Figure dataset records
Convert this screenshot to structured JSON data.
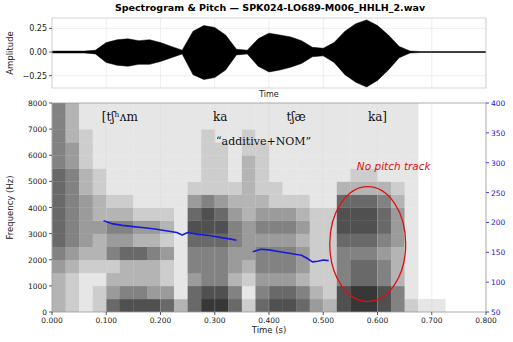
{
  "chart_data": {
    "type": "spectrogram",
    "title": "Spectrogram & Pitch — SPK024-LO689-M006_HHLH_2.wav",
    "grid": true,
    "waveform": {
      "ylabel": "Amplitude",
      "xlabel": "Time",
      "color": "#000000",
      "xlim": [
        0,
        0.8
      ],
      "ylim": [
        -0.38,
        0.36
      ],
      "yticks": [
        {
          "value": 0.25,
          "label": "0.25"
        },
        {
          "value": 0,
          "label": "0.00"
        },
        {
          "value": -0.25,
          "label": "−0.25"
        }
      ],
      "x": [
        0,
        0.02,
        0.04,
        0.06,
        0.08,
        0.1,
        0.12,
        0.14,
        0.16,
        0.18,
        0.2,
        0.22,
        0.24,
        0.26,
        0.28,
        0.3,
        0.32,
        0.34,
        0.36,
        0.38,
        0.4,
        0.42,
        0.44,
        0.46,
        0.48,
        0.5,
        0.52,
        0.54,
        0.56,
        0.58,
        0.6,
        0.62,
        0.64,
        0.66,
        0.68,
        0.7,
        0.72,
        0.74,
        0.76,
        0.78,
        0.8
      ],
      "max": [
        0.01,
        0.01,
        0.01,
        0.01,
        0.02,
        0.1,
        0.13,
        0.14,
        0.12,
        0.13,
        0.1,
        0.06,
        0.02,
        0.22,
        0.28,
        0.26,
        0.18,
        0.03,
        0.02,
        0.14,
        0.2,
        0.18,
        0.16,
        0.12,
        0.05,
        0.04,
        0.1,
        0.22,
        0.3,
        0.34,
        0.28,
        0.18,
        0.06,
        0.01,
        0.005,
        0.005,
        0.005,
        0.005,
        0.005,
        0.005,
        0.005
      ],
      "min": [
        -0.01,
        -0.01,
        -0.01,
        -0.01,
        -0.02,
        -0.11,
        -0.14,
        -0.15,
        -0.13,
        -0.13,
        -0.1,
        -0.06,
        -0.02,
        -0.24,
        -0.29,
        -0.27,
        -0.19,
        -0.03,
        -0.02,
        -0.15,
        -0.21,
        -0.19,
        -0.16,
        -0.12,
        -0.05,
        -0.04,
        -0.11,
        -0.24,
        -0.32,
        -0.37,
        -0.3,
        -0.19,
        -0.06,
        -0.01,
        -0.005,
        -0.005,
        -0.005,
        -0.005,
        -0.005,
        -0.005,
        -0.005
      ]
    },
    "xlabel": "Time (s)",
    "ylabel": "Frequency (Hz)",
    "xlim": [
      0,
      0.8
    ],
    "xticks": [
      {
        "value": 0,
        "label": "0.000"
      },
      {
        "value": 0.1,
        "label": "0.100"
      },
      {
        "value": 0.2,
        "label": "0.200"
      },
      {
        "value": 0.3,
        "label": "0.300"
      },
      {
        "value": 0.4,
        "label": "0.400"
      },
      {
        "value": 0.5,
        "label": "0.500"
      },
      {
        "value": 0.6,
        "label": "0.600"
      },
      {
        "value": 0.7,
        "label": "0.700"
      },
      {
        "value": 0.8,
        "label": "0.800"
      }
    ],
    "ylim": [
      0,
      8000
    ],
    "yticks": [
      0,
      1000,
      2000,
      3000,
      4000,
      5000,
      6000,
      7000,
      8000
    ],
    "y2lim": [
      50,
      400
    ],
    "y2ticks": [
      50,
      100,
      150,
      200,
      250,
      300,
      350,
      400
    ],
    "spectrogram": {
      "time_edges": [
        0,
        0.025,
        0.05,
        0.075,
        0.1,
        0.125,
        0.15,
        0.175,
        0.2,
        0.225,
        0.25,
        0.275,
        0.3,
        0.325,
        0.35,
        0.375,
        0.4,
        0.425,
        0.45,
        0.475,
        0.5,
        0.525,
        0.55,
        0.575,
        0.6,
        0.625,
        0.65,
        0.675,
        0.7,
        0.725,
        0.75,
        0.775,
        0.8
      ],
      "freq_edges": [
        0,
        500,
        1000,
        1500,
        2000,
        2500,
        3000,
        3500,
        4000,
        4500,
        5000,
        5500,
        6000,
        6500,
        7000,
        7500,
        8000
      ],
      "cells": [
        [
          3,
          3,
          3,
          4,
          5,
          6,
          6,
          6,
          6,
          6,
          6,
          5,
          5,
          5,
          5,
          5
        ],
        [
          2,
          2,
          2,
          3,
          4,
          5,
          5,
          5,
          5,
          5,
          5,
          4,
          4,
          3,
          3,
          3
        ],
        [
          1,
          1,
          1,
          2,
          3,
          4,
          4,
          4,
          4,
          3,
          3,
          2,
          2,
          2,
          1,
          1
        ],
        [
          2,
          2,
          1,
          2,
          3,
          3,
          4,
          3,
          3,
          2,
          2,
          1,
          1,
          1,
          1,
          1
        ],
        [
          6,
          4,
          3,
          2,
          5,
          4,
          5,
          3,
          2,
          1,
          1,
          1,
          1,
          1,
          1,
          1
        ],
        [
          7,
          5,
          3,
          3,
          6,
          4,
          5,
          3,
          2,
          1,
          1,
          1,
          1,
          1,
          1,
          1
        ],
        [
          7,
          5,
          3,
          3,
          6,
          3,
          4,
          2,
          1,
          1,
          1,
          1,
          1,
          1,
          1,
          1
        ],
        [
          7,
          4,
          3,
          3,
          5,
          3,
          4,
          2,
          1,
          1,
          1,
          1,
          1,
          1,
          1,
          1
        ],
        [
          6,
          4,
          2,
          2,
          4,
          2,
          3,
          2,
          1,
          1,
          1,
          1,
          1,
          1,
          1,
          1
        ],
        [
          3,
          1,
          1,
          1,
          1,
          1,
          1,
          1,
          1,
          1,
          1,
          1,
          1,
          1,
          1,
          1
        ],
        [
          6,
          6,
          4,
          5,
          5,
          6,
          7,
          6,
          4,
          2,
          1,
          1,
          1,
          1,
          1,
          1
        ],
        [
          8,
          7,
          5,
          5,
          5,
          6,
          7,
          7,
          5,
          2,
          2,
          2,
          2,
          2,
          1,
          1
        ],
        [
          8,
          7,
          5,
          5,
          5,
          6,
          7,
          6,
          4,
          2,
          2,
          2,
          2,
          1,
          1,
          1
        ],
        [
          6,
          5,
          3,
          4,
          4,
          5,
          5,
          4,
          3,
          2,
          1,
          1,
          1,
          1,
          1,
          1
        ],
        [
          2,
          1,
          2,
          3,
          4,
          4,
          4,
          3,
          3,
          3,
          3,
          3,
          2,
          2,
          1,
          1
        ],
        [
          6,
          5,
          4,
          5,
          5,
          4,
          5,
          4,
          3,
          2,
          2,
          2,
          2,
          1,
          1,
          1
        ],
        [
          7,
          6,
          4,
          5,
          5,
          4,
          5,
          4,
          2,
          2,
          1,
          1,
          1,
          1,
          1,
          1
        ],
        [
          7,
          6,
          4,
          5,
          5,
          4,
          5,
          4,
          2,
          1,
          1,
          1,
          1,
          1,
          1,
          1
        ],
        [
          6,
          5,
          3,
          4,
          4,
          3,
          4,
          3,
          2,
          1,
          1,
          1,
          1,
          1,
          1,
          1
        ],
        [
          4,
          3,
          2,
          2,
          2,
          2,
          2,
          2,
          1,
          1,
          1,
          1,
          1,
          1,
          1,
          1
        ],
        [
          3,
          2,
          2,
          2,
          2,
          2,
          2,
          2,
          1,
          1,
          1,
          1,
          1,
          1,
          1,
          1
        ],
        [
          7,
          7,
          5,
          5,
          5,
          6,
          7,
          7,
          6,
          3,
          1,
          1,
          1,
          1,
          1,
          1
        ],
        [
          8,
          8,
          6,
          6,
          5,
          6,
          7,
          7,
          6,
          3,
          2,
          1,
          1,
          1,
          1,
          1
        ],
        [
          8,
          8,
          6,
          6,
          5,
          6,
          7,
          7,
          6,
          3,
          2,
          1,
          1,
          1,
          1,
          1
        ],
        [
          7,
          7,
          5,
          5,
          4,
          5,
          6,
          6,
          5,
          3,
          1,
          1,
          1,
          1,
          1,
          1
        ],
        [
          5,
          5,
          3,
          3,
          3,
          4,
          4,
          4,
          3,
          2,
          1,
          1,
          1,
          1,
          1,
          1
        ],
        [
          2,
          1,
          1,
          1,
          1,
          1,
          1,
          1,
          1,
          1,
          1,
          1,
          1,
          1,
          1,
          1
        ],
        [
          1,
          0,
          0,
          0,
          0,
          0,
          0,
          0,
          0,
          0,
          0,
          0,
          0,
          0,
          0,
          0
        ],
        [
          1,
          0,
          0,
          0,
          0,
          0,
          0,
          0,
          0,
          0,
          0,
          0,
          0,
          0,
          0,
          0
        ],
        [
          0,
          0,
          0,
          0,
          0,
          0,
          0,
          0,
          0,
          0,
          0,
          0,
          0,
          0,
          0,
          0
        ],
        [
          0,
          0,
          0,
          0,
          0,
          0,
          0,
          0,
          0,
          0,
          0,
          0,
          0,
          0,
          0,
          0
        ],
        [
          0,
          0,
          0,
          0,
          0,
          0,
          0,
          0,
          0,
          0,
          0,
          0,
          0,
          0,
          0,
          0
        ]
      ]
    },
    "series": [
      {
        "color": "#1a1adb",
        "axis": "y2",
        "line_style": "solid",
        "x": [
          0.095,
          0.11,
          0.13,
          0.15,
          0.17,
          0.19,
          0.21,
          0.23,
          0.24,
          0.25,
          0.27,
          0.29,
          0.31,
          0.33,
          0.34,
          null,
          0.37,
          0.385,
          0.4,
          0.42,
          0.44,
          0.46,
          0.47,
          0.48,
          0.49,
          0.5,
          0.51
        ],
        "values": [
          203,
          198,
          195,
          193,
          191,
          189,
          186,
          183,
          179,
          183,
          180,
          178,
          175,
          172,
          170,
          null,
          151,
          155,
          154,
          151,
          148,
          145,
          140,
          134,
          135,
          137,
          136
        ]
      }
    ],
    "annotations": [
      "[tʃʰʌm",
      "ka",
      "tʃæ",
      "ka]",
      "“additive+NOM”",
      "No pitch track"
    ]
  }
}
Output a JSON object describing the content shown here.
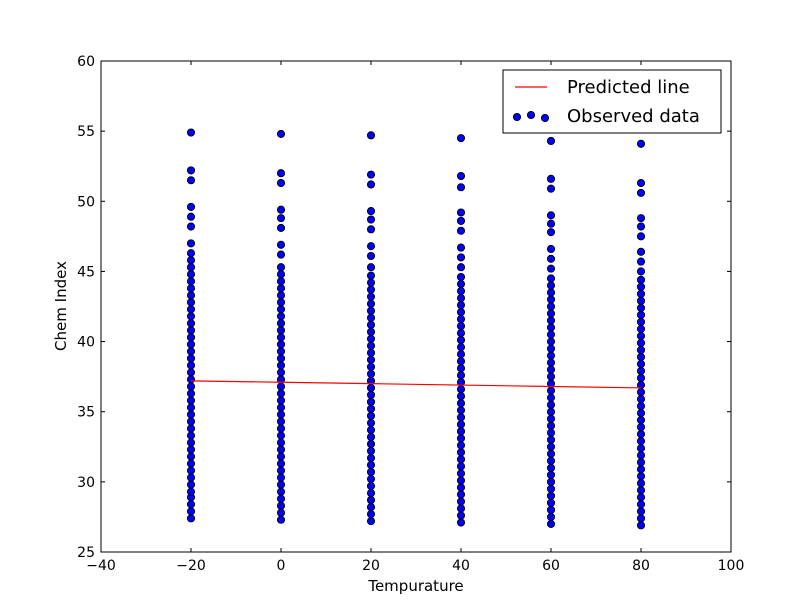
{
  "chart_data": {
    "type": "scatter",
    "title": "",
    "xlabel": "Tempurature",
    "ylabel": "Chem Index",
    "xlim": [
      -40,
      100
    ],
    "ylim": [
      25,
      60
    ],
    "xticks": [
      -40,
      -20,
      0,
      20,
      40,
      60,
      80,
      100
    ],
    "yticks": [
      25,
      30,
      35,
      40,
      45,
      50,
      55,
      60
    ],
    "grid": false,
    "legend_position": "top-right",
    "series": [
      {
        "name": "Predicted line",
        "kind": "line",
        "color": "#ff0000",
        "x": [
          -20,
          0,
          20,
          40,
          60,
          80
        ],
        "y": [
          37.2,
          37.1,
          37.0,
          36.9,
          36.8,
          36.7
        ]
      },
      {
        "name": "Observed data",
        "kind": "scatter",
        "color": "#0000ff",
        "edge_color": "#000000",
        "groups": [
          {
            "x": -20,
            "y": [
              27.4,
              27.9,
              28.4,
              28.9,
              29.3,
              29.8,
              30.3,
              30.8,
              31.3,
              31.8,
              32.3,
              32.8,
              33.3,
              33.8,
              34.3,
              34.8,
              35.3,
              35.8,
              36.3,
              36.8,
              37.3,
              37.8,
              38.3,
              38.8,
              39.3,
              39.8,
              40.3,
              40.8,
              41.3,
              41.8,
              42.3,
              42.8,
              43.3,
              43.8,
              44.3,
              44.8,
              45.3,
              45.8,
              46.3,
              47.0,
              48.2,
              48.9,
              49.6,
              51.5,
              52.2,
              54.9
            ]
          },
          {
            "x": 0,
            "y": [
              27.3,
              27.8,
              28.3,
              28.8,
              29.3,
              29.8,
              30.3,
              30.8,
              31.3,
              31.8,
              32.3,
              32.8,
              33.3,
              33.8,
              34.3,
              34.8,
              35.3,
              35.8,
              36.3,
              36.8,
              37.3,
              37.8,
              38.3,
              38.8,
              39.3,
              39.8,
              40.3,
              40.8,
              41.3,
              41.8,
              42.3,
              42.8,
              43.3,
              43.8,
              44.3,
              44.8,
              45.3,
              46.2,
              46.9,
              48.1,
              48.8,
              49.4,
              51.3,
              52.0,
              54.8
            ]
          },
          {
            "x": 20,
            "y": [
              27.2,
              27.7,
              28.2,
              28.7,
              29.2,
              29.7,
              30.2,
              30.7,
              31.2,
              31.7,
              32.2,
              32.7,
              33.2,
              33.7,
              34.2,
              34.7,
              35.2,
              35.7,
              36.2,
              36.7,
              37.2,
              37.7,
              38.2,
              38.7,
              39.2,
              39.7,
              40.2,
              40.7,
              41.2,
              41.7,
              42.2,
              42.7,
              43.2,
              43.7,
              44.2,
              44.7,
              45.3,
              46.1,
              46.8,
              48.0,
              48.7,
              49.3,
              51.2,
              51.9,
              54.7
            ]
          },
          {
            "x": 40,
            "y": [
              27.1,
              27.6,
              28.1,
              28.6,
              29.1,
              29.6,
              30.1,
              30.6,
              31.1,
              31.6,
              32.1,
              32.6,
              33.1,
              33.6,
              34.1,
              34.6,
              35.1,
              35.6,
              36.1,
              36.6,
              37.1,
              37.6,
              38.1,
              38.6,
              39.1,
              39.6,
              40.1,
              40.6,
              41.1,
              41.6,
              42.1,
              42.6,
              43.1,
              43.6,
              44.1,
              44.6,
              45.3,
              46.0,
              46.7,
              47.9,
              48.6,
              49.2,
              51.0,
              51.8,
              54.5
            ]
          },
          {
            "x": 60,
            "y": [
              27.0,
              27.5,
              28.0,
              28.5,
              29.0,
              29.5,
              30.0,
              30.5,
              31.0,
              31.5,
              32.0,
              32.5,
              33.0,
              33.5,
              34.0,
              34.5,
              35.0,
              35.5,
              36.0,
              36.5,
              37.0,
              37.5,
              38.0,
              38.5,
              39.0,
              39.5,
              40.0,
              40.5,
              41.0,
              41.5,
              42.0,
              42.5,
              43.0,
              43.5,
              44.0,
              44.5,
              45.2,
              45.9,
              46.6,
              47.8,
              48.4,
              49.0,
              50.9,
              51.6,
              54.3
            ]
          },
          {
            "x": 80,
            "y": [
              26.9,
              27.4,
              27.9,
              28.4,
              28.9,
              29.4,
              29.9,
              30.4,
              30.9,
              31.4,
              31.9,
              32.4,
              32.9,
              33.4,
              33.9,
              34.4,
              34.9,
              35.4,
              35.9,
              36.4,
              36.9,
              37.4,
              37.9,
              38.4,
              38.9,
              39.4,
              39.9,
              40.4,
              40.9,
              41.4,
              41.9,
              42.4,
              42.9,
              43.4,
              43.9,
              44.4,
              45.0,
              45.7,
              46.4,
              47.5,
              48.2,
              48.8,
              50.6,
              51.3,
              54.1
            ]
          }
        ]
      }
    ]
  }
}
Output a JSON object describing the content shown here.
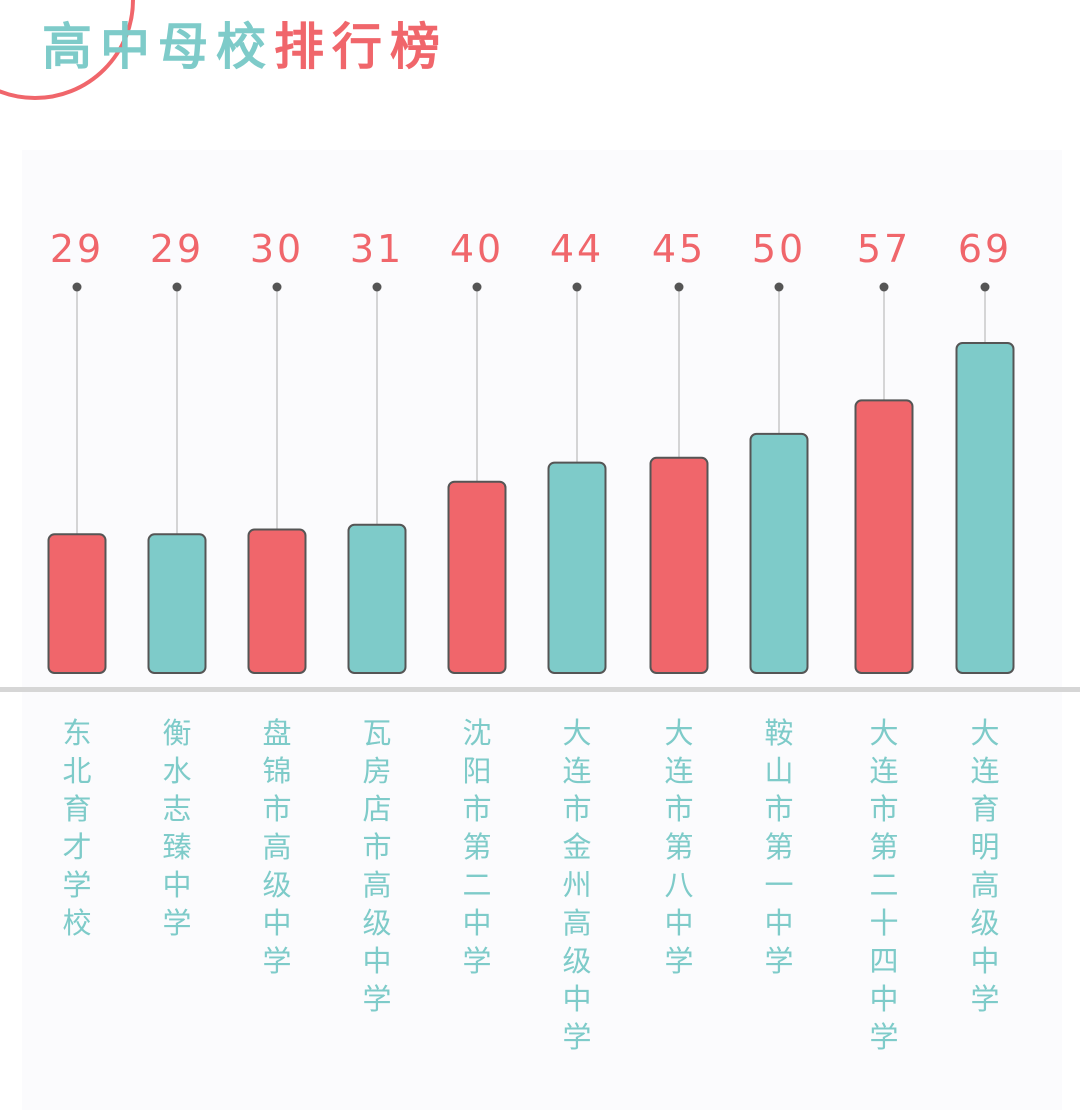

OBJECTIVE.
Where a line contains "xlabel", copy that line.

TASK SOLUTION.
      "xlabel": "Time",
    "xlabel": "Time (s)",
    "xlabel": "Tempurature",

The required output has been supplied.